— Start DATA EXCERPTS —

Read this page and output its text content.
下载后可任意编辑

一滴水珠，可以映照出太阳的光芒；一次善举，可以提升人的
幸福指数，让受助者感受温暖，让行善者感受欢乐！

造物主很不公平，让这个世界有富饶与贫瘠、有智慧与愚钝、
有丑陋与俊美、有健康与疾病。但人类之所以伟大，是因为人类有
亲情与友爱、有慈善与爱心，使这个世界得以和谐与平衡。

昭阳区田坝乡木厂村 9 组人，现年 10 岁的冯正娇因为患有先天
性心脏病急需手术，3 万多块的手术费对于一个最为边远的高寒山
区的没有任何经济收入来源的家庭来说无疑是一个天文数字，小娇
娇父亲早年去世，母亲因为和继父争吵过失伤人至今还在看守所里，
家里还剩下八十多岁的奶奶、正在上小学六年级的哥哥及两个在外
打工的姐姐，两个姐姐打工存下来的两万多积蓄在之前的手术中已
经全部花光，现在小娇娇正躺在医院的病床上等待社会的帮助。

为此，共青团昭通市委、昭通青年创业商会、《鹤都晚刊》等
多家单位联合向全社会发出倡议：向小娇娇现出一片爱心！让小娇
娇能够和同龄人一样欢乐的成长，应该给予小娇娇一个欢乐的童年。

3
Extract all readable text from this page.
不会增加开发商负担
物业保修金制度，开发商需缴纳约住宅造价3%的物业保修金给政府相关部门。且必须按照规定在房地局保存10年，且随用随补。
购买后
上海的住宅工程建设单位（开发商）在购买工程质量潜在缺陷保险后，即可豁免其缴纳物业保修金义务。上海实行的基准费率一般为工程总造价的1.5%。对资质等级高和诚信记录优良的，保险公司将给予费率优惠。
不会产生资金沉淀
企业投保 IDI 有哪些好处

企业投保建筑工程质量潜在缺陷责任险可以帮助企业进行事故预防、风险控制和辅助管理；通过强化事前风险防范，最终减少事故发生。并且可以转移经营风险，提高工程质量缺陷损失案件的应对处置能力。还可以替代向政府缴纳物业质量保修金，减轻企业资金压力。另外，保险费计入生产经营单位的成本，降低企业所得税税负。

— End DATA EXCERPTS —

▶ **DIRECTIONS FOR THIS TASK**: Recite the full listing above exactly.

▶ **RESPONSE**:
Read this page and output its text content.
下载后可任意编辑

一滴水珠，可以映照出太阳的光芒；一次善举，可以提升人的
幸福指数，让受助者感受温暖，让行善者感受欢乐！

造物主很不公平，让这个世界有富饶与贫瘠、有智慧与愚钝、
有丑陋与俊美、有健康与疾病。但人类之所以伟大，是因为人类有
亲情与友爱、有慈善与爱心，使这个世界得以和谐与平衡。

昭阳区田坝乡木厂村 9 组人，现年 10 岁的冯正娇因为患有先天
性心脏病急需手术，3 万多块的手术费对于一个最为边远的高寒山
区的没有任何经济收入来源的家庭来说无疑是一个天文数字，小娇
娇父亲早年去世，母亲因为和继父争吵过失伤人至今还在看守所里，
家里还剩下八十多岁的奶奶、正在上小学六年级的哥哥及两个在外
打工的姐姐，两个姐姐打工存下来的两万多积蓄在之前的手术中已
经全部花光，现在小娇娇正躺在医院的病床上等待社会的帮助。

为此，共青团昭通市委、昭通青年创业商会、《鹤都晚刊》等
多家单位联合向全社会发出倡议：向小娇娇现出一片爱心！让小娇
娇能够和同龄人一样欢乐的成长，应该给予小娇娇一个欢乐的童年。

3
Extract all readable text from this page.
不会增加开发商负担
物业保修金制度，开发商需缴纳约住宅造价3%的物业保修金给政府相关部门。且必须按照规定在房地局保存10年，且随用随补。
购买后
上海的住宅工程建设单位（开发商）在购买工程质量潜在缺陷保险后，即可豁免其缴纳物业保修金义务。上海实行的基准费率一般为工程总造价的1.5%。对资质等级高和诚信记录优良的，保险公司将给予费率优惠。
不会产生资金沉淀
企业投保 IDI 有哪些好处

企业投保建筑工程质量潜在缺陷责任险可以帮助企业进行事故预防、风险控制和辅助管理；通过强化事前风险防范，最终减少事故发生。并且可以转移经营风险，提高工程质量缺陷损失案件的应对处置能力。还可以替代向政府缴纳物业质量保修金，减轻企业资金压力。另外，保险费计入生产经营单位的成本，降低企业所得税税负。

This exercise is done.